▸ TO DO
Below are some records; repeat them all exactly, minus the pictures.

▸ THE INPUT
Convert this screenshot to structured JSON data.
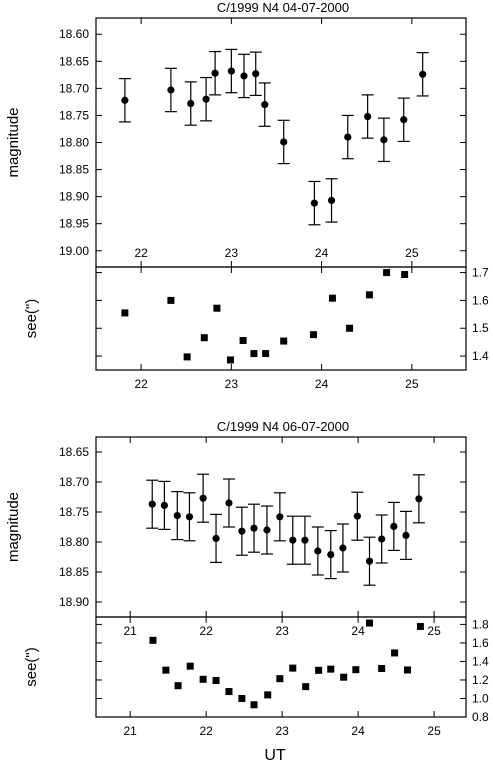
{
  "x_axis_label": "UT",
  "chart_data": [
    {
      "type": "scatter",
      "title": "C/1999 N4  04-07-2000",
      "xlim": [
        21.5,
        25.6
      ],
      "x_ticks": [
        "22",
        "23",
        "24",
        "25"
      ],
      "upper": {
        "ylabel": "magnitude",
        "ylim": [
          19.03,
          18.57
        ],
        "y_ticks": [
          "18.60",
          "18.65",
          "18.70",
          "18.75",
          "18.80",
          "18.85",
          "18.90",
          "18.95",
          "19.00"
        ],
        "marker": "circle",
        "points": [
          {
            "x": 21.82,
            "y": 18.722,
            "err": 0.04
          },
          {
            "x": 22.33,
            "y": 18.703,
            "err": 0.04
          },
          {
            "x": 22.55,
            "y": 18.728,
            "err": 0.04
          },
          {
            "x": 22.72,
            "y": 18.72,
            "err": 0.04
          },
          {
            "x": 22.82,
            "y": 18.672,
            "err": 0.04
          },
          {
            "x": 23.0,
            "y": 18.668,
            "err": 0.04
          },
          {
            "x": 23.14,
            "y": 18.677,
            "err": 0.04
          },
          {
            "x": 23.27,
            "y": 18.673,
            "err": 0.04
          },
          {
            "x": 23.37,
            "y": 18.73,
            "err": 0.04
          },
          {
            "x": 23.58,
            "y": 18.799,
            "err": 0.04
          },
          {
            "x": 23.92,
            "y": 18.912,
            "err": 0.04
          },
          {
            "x": 24.11,
            "y": 18.907,
            "err": 0.04
          },
          {
            "x": 24.29,
            "y": 18.79,
            "err": 0.04
          },
          {
            "x": 24.51,
            "y": 18.752,
            "err": 0.04
          },
          {
            "x": 24.69,
            "y": 18.795,
            "err": 0.04
          },
          {
            "x": 24.91,
            "y": 18.758,
            "err": 0.04
          },
          {
            "x": 25.12,
            "y": 18.674,
            "err": 0.04
          }
        ]
      },
      "lower": {
        "ylabel": "see(\")",
        "ylim": [
          1.35,
          1.72
        ],
        "y_ticks": [
          "1.4",
          "1.5",
          "1.6",
          "1.7"
        ],
        "marker": "square",
        "points": [
          {
            "x": 21.82,
            "y": 1.555
          },
          {
            "x": 22.33,
            "y": 1.6
          },
          {
            "x": 22.51,
            "y": 1.397
          },
          {
            "x": 22.7,
            "y": 1.466
          },
          {
            "x": 22.84,
            "y": 1.572
          },
          {
            "x": 22.99,
            "y": 1.386
          },
          {
            "x": 23.13,
            "y": 1.456
          },
          {
            "x": 23.25,
            "y": 1.409
          },
          {
            "x": 23.38,
            "y": 1.409
          },
          {
            "x": 23.58,
            "y": 1.454
          },
          {
            "x": 23.91,
            "y": 1.477
          },
          {
            "x": 24.12,
            "y": 1.608
          },
          {
            "x": 24.31,
            "y": 1.5
          },
          {
            "x": 24.53,
            "y": 1.62
          },
          {
            "x": 24.72,
            "y": 1.7
          },
          {
            "x": 24.92,
            "y": 1.693
          }
        ]
      }
    },
    {
      "type": "scatter",
      "title": "C/1999 N4  06-07-2000",
      "xlim": [
        20.55,
        25.42
      ],
      "x_ticks": [
        "21",
        "22",
        "23",
        "24",
        "25"
      ],
      "upper": {
        "ylabel": "magnitude",
        "ylim": [
          18.925,
          18.625
        ],
        "y_ticks": [
          "18.65",
          "18.70",
          "18.75",
          "18.80",
          "18.85",
          "18.90"
        ],
        "marker": "circle",
        "points": [
          {
            "x": 21.29,
            "y": 18.737,
            "err": 0.04
          },
          {
            "x": 21.45,
            "y": 18.739,
            "err": 0.04
          },
          {
            "x": 21.62,
            "y": 18.756,
            "err": 0.04
          },
          {
            "x": 21.78,
            "y": 18.758,
            "err": 0.04
          },
          {
            "x": 21.96,
            "y": 18.727,
            "err": 0.04
          },
          {
            "x": 22.13,
            "y": 18.794,
            "err": 0.04
          },
          {
            "x": 22.3,
            "y": 18.735,
            "err": 0.04
          },
          {
            "x": 22.47,
            "y": 18.782,
            "err": 0.04
          },
          {
            "x": 22.63,
            "y": 18.777,
            "err": 0.04
          },
          {
            "x": 22.8,
            "y": 18.78,
            "err": 0.04
          },
          {
            "x": 22.97,
            "y": 18.758,
            "err": 0.04
          },
          {
            "x": 23.14,
            "y": 18.797,
            "err": 0.04
          },
          {
            "x": 23.3,
            "y": 18.797,
            "err": 0.04
          },
          {
            "x": 23.47,
            "y": 18.815,
            "err": 0.04
          },
          {
            "x": 23.64,
            "y": 18.821,
            "err": 0.04
          },
          {
            "x": 23.8,
            "y": 18.81,
            "err": 0.04
          },
          {
            "x": 23.99,
            "y": 18.757,
            "err": 0.04
          },
          {
            "x": 24.15,
            "y": 18.832,
            "err": 0.04
          },
          {
            "x": 24.31,
            "y": 18.795,
            "err": 0.04
          },
          {
            "x": 24.47,
            "y": 18.774,
            "err": 0.04
          },
          {
            "x": 24.63,
            "y": 18.789,
            "err": 0.04
          },
          {
            "x": 24.8,
            "y": 18.728,
            "err": 0.04
          }
        ]
      },
      "lower": {
        "ylabel": "see(\")",
        "ylim": [
          0.8,
          1.88
        ],
        "y_ticks": [
          "0.8",
          "1.0",
          "1.2",
          "1.4",
          "1.6",
          "1.8"
        ],
        "marker": "square",
        "points": [
          {
            "x": 21.3,
            "y": 1.628
          },
          {
            "x": 21.47,
            "y": 1.306
          },
          {
            "x": 21.63,
            "y": 1.138
          },
          {
            "x": 21.79,
            "y": 1.349
          },
          {
            "x": 21.96,
            "y": 1.207
          },
          {
            "x": 22.13,
            "y": 1.194
          },
          {
            "x": 22.3,
            "y": 1.075
          },
          {
            "x": 22.47,
            "y": 1.0
          },
          {
            "x": 22.63,
            "y": 0.932
          },
          {
            "x": 22.81,
            "y": 1.039
          },
          {
            "x": 22.97,
            "y": 1.214
          },
          {
            "x": 23.14,
            "y": 1.328
          },
          {
            "x": 23.31,
            "y": 1.128
          },
          {
            "x": 23.48,
            "y": 1.304
          },
          {
            "x": 23.64,
            "y": 1.317
          },
          {
            "x": 23.81,
            "y": 1.23
          },
          {
            "x": 23.97,
            "y": 1.311
          },
          {
            "x": 24.15,
            "y": 1.815
          },
          {
            "x": 24.31,
            "y": 1.324
          },
          {
            "x": 24.48,
            "y": 1.492
          },
          {
            "x": 24.65,
            "y": 1.308
          },
          {
            "x": 24.82,
            "y": 1.778
          }
        ]
      }
    }
  ]
}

▸ ANSWER TO THIS TASK
Convert this screenshot to structured JSON data.
{
  "x_axis_label": "UT",
  "chart_data": [
    {
      "type": "scatter",
      "title": "C/1999 N4  04-07-2000",
      "xlim": [
        21.5,
        25.6
      ],
      "x_ticks": [
        "22",
        "23",
        "24",
        "25"
      ],
      "upper": {
        "ylabel": "magnitude",
        "ylim": [
          19.03,
          18.57
        ],
        "y_ticks": [
          "18.60",
          "18.65",
          "18.70",
          "18.75",
          "18.80",
          "18.85",
          "18.90",
          "18.95",
          "19.00"
        ],
        "marker": "circle",
        "points": [
          {
            "x": 21.82,
            "y": 18.722,
            "err": 0.04
          },
          {
            "x": 22.33,
            "y": 18.703,
            "err": 0.04
          },
          {
            "x": 22.55,
            "y": 18.728,
            "err": 0.04
          },
          {
            "x": 22.72,
            "y": 18.72,
            "err": 0.04
          },
          {
            "x": 22.82,
            "y": 18.672,
            "err": 0.04
          },
          {
            "x": 23.0,
            "y": 18.668,
            "err": 0.04
          },
          {
            "x": 23.14,
            "y": 18.677,
            "err": 0.04
          },
          {
            "x": 23.27,
            "y": 18.673,
            "err": 0.04
          },
          {
            "x": 23.37,
            "y": 18.73,
            "err": 0.04
          },
          {
            "x": 23.58,
            "y": 18.799,
            "err": 0.04
          },
          {
            "x": 23.92,
            "y": 18.912,
            "err": 0.04
          },
          {
            "x": 24.11,
            "y": 18.907,
            "err": 0.04
          },
          {
            "x": 24.29,
            "y": 18.79,
            "err": 0.04
          },
          {
            "x": 24.51,
            "y": 18.752,
            "err": 0.04
          },
          {
            "x": 24.69,
            "y": 18.795,
            "err": 0.04
          },
          {
            "x": 24.91,
            "y": 18.758,
            "err": 0.04
          },
          {
            "x": 25.12,
            "y": 18.674,
            "err": 0.04
          }
        ]
      },
      "lower": {
        "ylabel": "see(\")",
        "ylim": [
          1.35,
          1.72
        ],
        "y_ticks": [
          "1.4",
          "1.5",
          "1.6",
          "1.7"
        ],
        "marker": "square",
        "points": [
          {
            "x": 21.82,
            "y": 1.555
          },
          {
            "x": 22.33,
            "y": 1.6
          },
          {
            "x": 22.51,
            "y": 1.397
          },
          {
            "x": 22.7,
            "y": 1.466
          },
          {
            "x": 22.84,
            "y": 1.572
          },
          {
            "x": 22.99,
            "y": 1.386
          },
          {
            "x": 23.13,
            "y": 1.456
          },
          {
            "x": 23.25,
            "y": 1.409
          },
          {
            "x": 23.38,
            "y": 1.409
          },
          {
            "x": 23.58,
            "y": 1.454
          },
          {
            "x": 23.91,
            "y": 1.477
          },
          {
            "x": 24.12,
            "y": 1.608
          },
          {
            "x": 24.31,
            "y": 1.5
          },
          {
            "x": 24.53,
            "y": 1.62
          },
          {
            "x": 24.72,
            "y": 1.7
          },
          {
            "x": 24.92,
            "y": 1.693
          }
        ]
      }
    },
    {
      "type": "scatter",
      "title": "C/1999 N4  06-07-2000",
      "xlim": [
        20.55,
        25.42
      ],
      "x_ticks": [
        "21",
        "22",
        "23",
        "24",
        "25"
      ],
      "upper": {
        "ylabel": "magnitude",
        "ylim": [
          18.925,
          18.625
        ],
        "y_ticks": [
          "18.65",
          "18.70",
          "18.75",
          "18.80",
          "18.85",
          "18.90"
        ],
        "marker": "circle",
        "points": [
          {
            "x": 21.29,
            "y": 18.737,
            "err": 0.04
          },
          {
            "x": 21.45,
            "y": 18.739,
            "err": 0.04
          },
          {
            "x": 21.62,
            "y": 18.756,
            "err": 0.04
          },
          {
            "x": 21.78,
            "y": 18.758,
            "err": 0.04
          },
          {
            "x": 21.96,
            "y": 18.727,
            "err": 0.04
          },
          {
            "x": 22.13,
            "y": 18.794,
            "err": 0.04
          },
          {
            "x": 22.3,
            "y": 18.735,
            "err": 0.04
          },
          {
            "x": 22.47,
            "y": 18.782,
            "err": 0.04
          },
          {
            "x": 22.63,
            "y": 18.777,
            "err": 0.04
          },
          {
            "x": 22.8,
            "y": 18.78,
            "err": 0.04
          },
          {
            "x": 22.97,
            "y": 18.758,
            "err": 0.04
          },
          {
            "x": 23.14,
            "y": 18.797,
            "err": 0.04
          },
          {
            "x": 23.3,
            "y": 18.797,
            "err": 0.04
          },
          {
            "x": 23.47,
            "y": 18.815,
            "err": 0.04
          },
          {
            "x": 23.64,
            "y": 18.821,
            "err": 0.04
          },
          {
            "x": 23.8,
            "y": 18.81,
            "err": 0.04
          },
          {
            "x": 23.99,
            "y": 18.757,
            "err": 0.04
          },
          {
            "x": 24.15,
            "y": 18.832,
            "err": 0.04
          },
          {
            "x": 24.31,
            "y": 18.795,
            "err": 0.04
          },
          {
            "x": 24.47,
            "y": 18.774,
            "err": 0.04
          },
          {
            "x": 24.63,
            "y": 18.789,
            "err": 0.04
          },
          {
            "x": 24.8,
            "y": 18.728,
            "err": 0.04
          }
        ]
      },
      "lower": {
        "ylabel": "see(\")",
        "ylim": [
          0.8,
          1.88
        ],
        "y_ticks": [
          "0.8",
          "1.0",
          "1.2",
          "1.4",
          "1.6",
          "1.8"
        ],
        "marker": "square",
        "points": [
          {
            "x": 21.3,
            "y": 1.628
          },
          {
            "x": 21.47,
            "y": 1.306
          },
          {
            "x": 21.63,
            "y": 1.138
          },
          {
            "x": 21.79,
            "y": 1.349
          },
          {
            "x": 21.96,
            "y": 1.207
          },
          {
            "x": 22.13,
            "y": 1.194
          },
          {
            "x": 22.3,
            "y": 1.075
          },
          {
            "x": 22.47,
            "y": 1.0
          },
          {
            "x": 22.63,
            "y": 0.932
          },
          {
            "x": 22.81,
            "y": 1.039
          },
          {
            "x": 22.97,
            "y": 1.214
          },
          {
            "x": 23.14,
            "y": 1.328
          },
          {
            "x": 23.31,
            "y": 1.128
          },
          {
            "x": 23.48,
            "y": 1.304
          },
          {
            "x": 23.64,
            "y": 1.317
          },
          {
            "x": 23.81,
            "y": 1.23
          },
          {
            "x": 23.97,
            "y": 1.311
          },
          {
            "x": 24.15,
            "y": 1.815
          },
          {
            "x": 24.31,
            "y": 1.324
          },
          {
            "x": 24.48,
            "y": 1.492
          },
          {
            "x": 24.65,
            "y": 1.308
          },
          {
            "x": 24.82,
            "y": 1.778
          }
        ]
      }
    }
  ]
}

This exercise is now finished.